Saved entries:
********

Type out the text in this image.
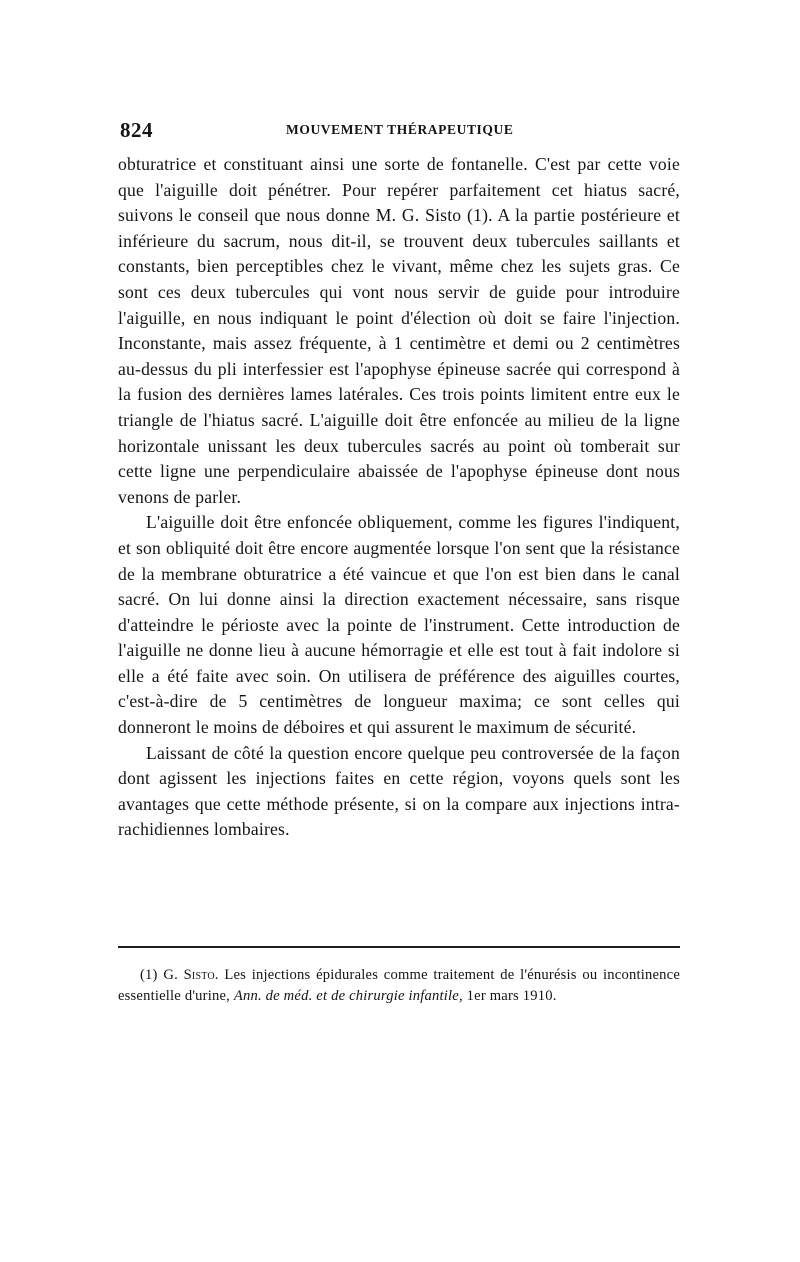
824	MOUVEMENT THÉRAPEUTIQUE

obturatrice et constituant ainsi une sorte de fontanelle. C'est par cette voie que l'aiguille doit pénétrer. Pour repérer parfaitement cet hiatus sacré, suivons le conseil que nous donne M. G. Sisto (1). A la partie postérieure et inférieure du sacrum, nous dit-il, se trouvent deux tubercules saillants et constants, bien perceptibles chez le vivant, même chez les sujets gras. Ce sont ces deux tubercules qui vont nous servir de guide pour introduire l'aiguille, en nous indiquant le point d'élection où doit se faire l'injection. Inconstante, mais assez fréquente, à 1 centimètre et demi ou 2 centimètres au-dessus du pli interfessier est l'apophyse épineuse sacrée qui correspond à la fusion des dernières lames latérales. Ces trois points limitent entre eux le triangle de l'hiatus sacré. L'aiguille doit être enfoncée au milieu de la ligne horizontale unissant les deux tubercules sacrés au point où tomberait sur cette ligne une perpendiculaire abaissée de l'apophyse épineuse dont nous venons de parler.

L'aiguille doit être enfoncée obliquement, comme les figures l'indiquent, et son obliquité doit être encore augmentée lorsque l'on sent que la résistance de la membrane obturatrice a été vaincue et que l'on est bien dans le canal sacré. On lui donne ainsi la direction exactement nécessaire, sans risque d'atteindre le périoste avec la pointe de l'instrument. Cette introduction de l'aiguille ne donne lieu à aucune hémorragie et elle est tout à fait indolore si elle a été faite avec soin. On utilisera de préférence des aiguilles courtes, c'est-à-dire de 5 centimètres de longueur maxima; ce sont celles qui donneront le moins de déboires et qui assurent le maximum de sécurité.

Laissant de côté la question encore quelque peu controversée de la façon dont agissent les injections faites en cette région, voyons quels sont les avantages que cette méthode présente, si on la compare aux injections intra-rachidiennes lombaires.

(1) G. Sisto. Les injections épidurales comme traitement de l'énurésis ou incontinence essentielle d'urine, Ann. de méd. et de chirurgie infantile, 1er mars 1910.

********

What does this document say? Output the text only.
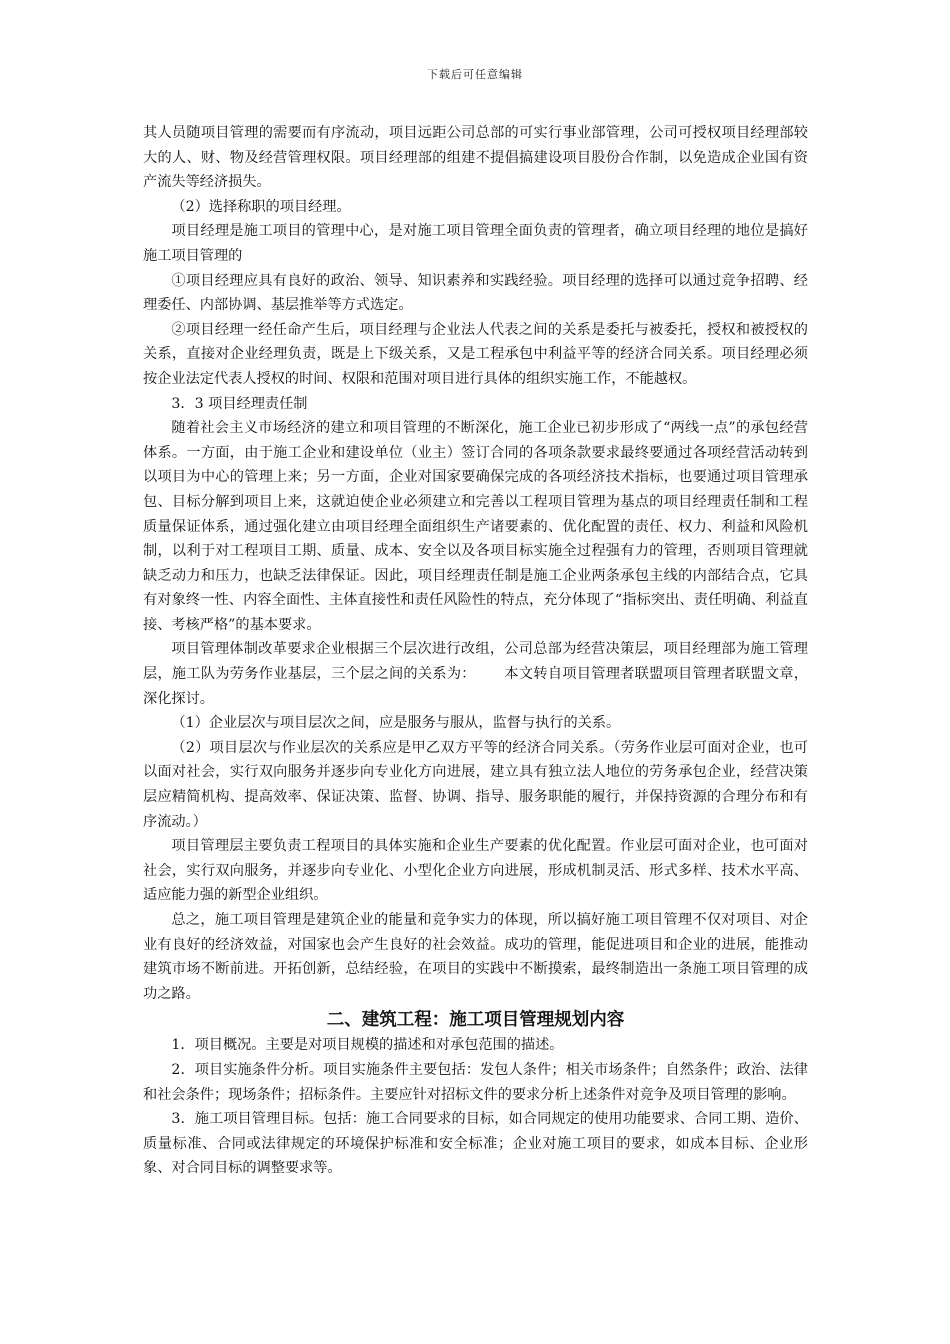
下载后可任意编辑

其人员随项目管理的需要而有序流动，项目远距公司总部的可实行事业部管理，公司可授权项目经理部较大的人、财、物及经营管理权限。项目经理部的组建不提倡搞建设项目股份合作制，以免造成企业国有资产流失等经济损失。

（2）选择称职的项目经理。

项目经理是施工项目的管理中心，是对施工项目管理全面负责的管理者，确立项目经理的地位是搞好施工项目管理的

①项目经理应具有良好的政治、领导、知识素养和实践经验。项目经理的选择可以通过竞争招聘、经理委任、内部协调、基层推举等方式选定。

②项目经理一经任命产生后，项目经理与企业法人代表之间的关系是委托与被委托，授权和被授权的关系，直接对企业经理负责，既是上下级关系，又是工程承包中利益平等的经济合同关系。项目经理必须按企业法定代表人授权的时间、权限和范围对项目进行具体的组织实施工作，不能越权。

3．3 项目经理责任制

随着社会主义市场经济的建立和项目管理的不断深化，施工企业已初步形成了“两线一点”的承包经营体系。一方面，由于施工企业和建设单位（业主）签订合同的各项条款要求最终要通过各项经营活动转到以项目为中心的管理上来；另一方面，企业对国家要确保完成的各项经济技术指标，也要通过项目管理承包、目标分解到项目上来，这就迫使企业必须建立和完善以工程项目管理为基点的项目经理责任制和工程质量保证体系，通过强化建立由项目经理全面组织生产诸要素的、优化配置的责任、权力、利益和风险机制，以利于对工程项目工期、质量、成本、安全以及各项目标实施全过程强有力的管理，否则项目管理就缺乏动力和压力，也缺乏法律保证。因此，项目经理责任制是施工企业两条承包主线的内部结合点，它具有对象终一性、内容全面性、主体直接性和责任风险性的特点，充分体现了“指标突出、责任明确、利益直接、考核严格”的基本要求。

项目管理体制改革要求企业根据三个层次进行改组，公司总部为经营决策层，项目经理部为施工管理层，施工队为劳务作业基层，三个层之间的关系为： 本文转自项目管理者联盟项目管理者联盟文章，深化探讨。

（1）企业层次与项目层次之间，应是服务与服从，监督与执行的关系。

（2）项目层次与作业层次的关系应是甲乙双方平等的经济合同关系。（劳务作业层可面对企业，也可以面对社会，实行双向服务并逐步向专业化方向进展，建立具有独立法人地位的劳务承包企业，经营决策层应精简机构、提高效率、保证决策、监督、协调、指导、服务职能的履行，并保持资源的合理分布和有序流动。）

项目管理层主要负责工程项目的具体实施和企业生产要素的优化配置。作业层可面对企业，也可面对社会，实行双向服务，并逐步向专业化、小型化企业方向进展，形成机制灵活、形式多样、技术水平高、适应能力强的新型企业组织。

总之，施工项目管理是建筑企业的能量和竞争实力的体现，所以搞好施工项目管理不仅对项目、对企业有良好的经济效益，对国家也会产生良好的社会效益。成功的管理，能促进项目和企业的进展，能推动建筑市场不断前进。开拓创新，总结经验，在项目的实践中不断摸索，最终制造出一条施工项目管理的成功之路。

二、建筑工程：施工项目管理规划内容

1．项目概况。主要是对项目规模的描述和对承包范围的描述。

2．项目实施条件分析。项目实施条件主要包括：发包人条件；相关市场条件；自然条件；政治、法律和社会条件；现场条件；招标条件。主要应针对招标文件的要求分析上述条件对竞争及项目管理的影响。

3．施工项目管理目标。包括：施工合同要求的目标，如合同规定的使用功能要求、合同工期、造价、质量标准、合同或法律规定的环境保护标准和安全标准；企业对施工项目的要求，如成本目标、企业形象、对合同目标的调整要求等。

********

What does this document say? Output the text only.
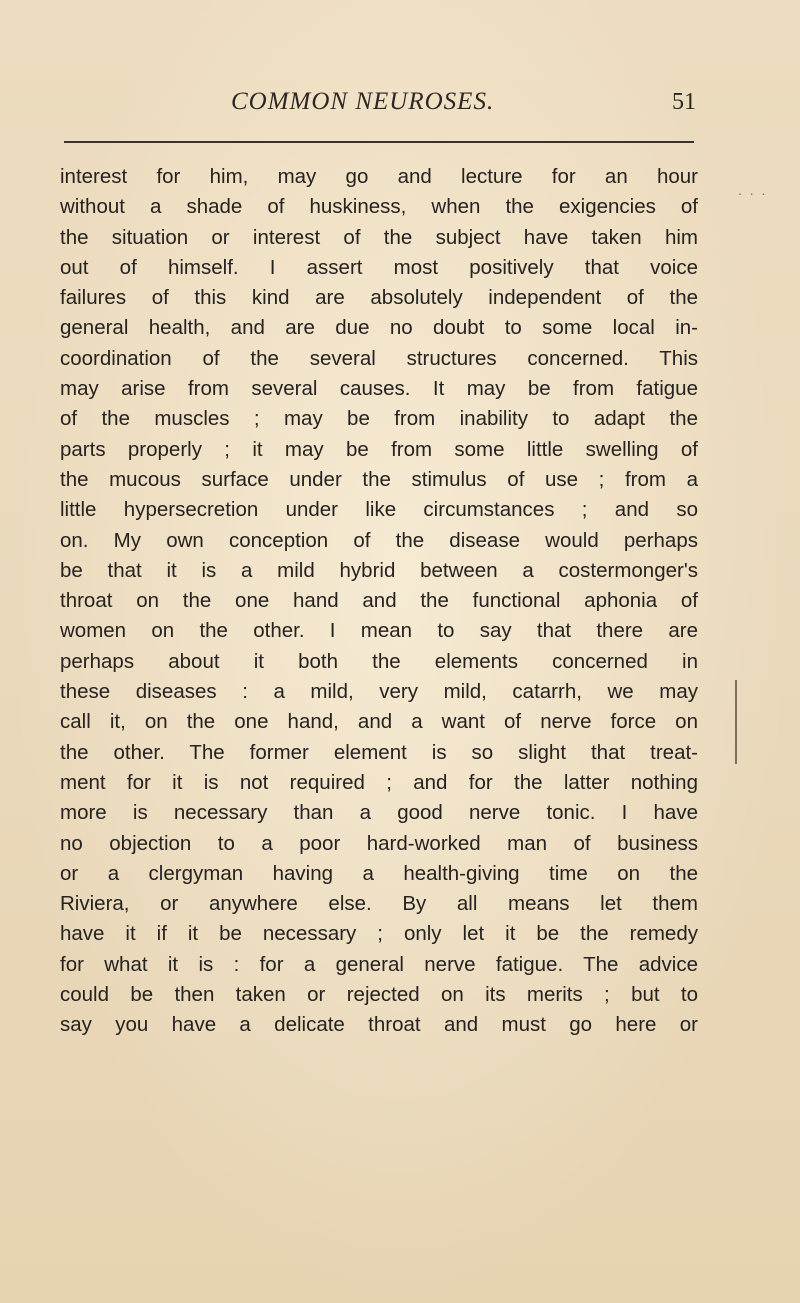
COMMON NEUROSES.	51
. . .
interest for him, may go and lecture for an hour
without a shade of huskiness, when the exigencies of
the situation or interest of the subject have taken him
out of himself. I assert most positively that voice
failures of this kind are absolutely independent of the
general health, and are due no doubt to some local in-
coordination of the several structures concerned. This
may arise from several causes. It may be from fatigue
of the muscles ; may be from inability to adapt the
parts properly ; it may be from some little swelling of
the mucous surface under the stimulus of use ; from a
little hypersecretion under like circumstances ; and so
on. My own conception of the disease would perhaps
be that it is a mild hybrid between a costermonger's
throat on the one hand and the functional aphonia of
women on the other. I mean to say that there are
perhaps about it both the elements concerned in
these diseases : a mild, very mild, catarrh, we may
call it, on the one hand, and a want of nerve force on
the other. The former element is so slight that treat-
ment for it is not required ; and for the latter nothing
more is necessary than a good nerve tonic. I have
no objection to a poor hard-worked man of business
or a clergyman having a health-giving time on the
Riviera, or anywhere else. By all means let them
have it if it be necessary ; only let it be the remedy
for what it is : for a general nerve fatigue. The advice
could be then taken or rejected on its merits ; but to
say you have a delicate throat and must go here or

********

Find the word "have" in the data and show each line that holds it.

RESPONSE TO THE TASK:
the situation or interest of the subject have taken him
more is necessary than a good nerve tonic. I have
have it if it be necessary ; only let it be the remedy
say you have a delicate throat and must go here or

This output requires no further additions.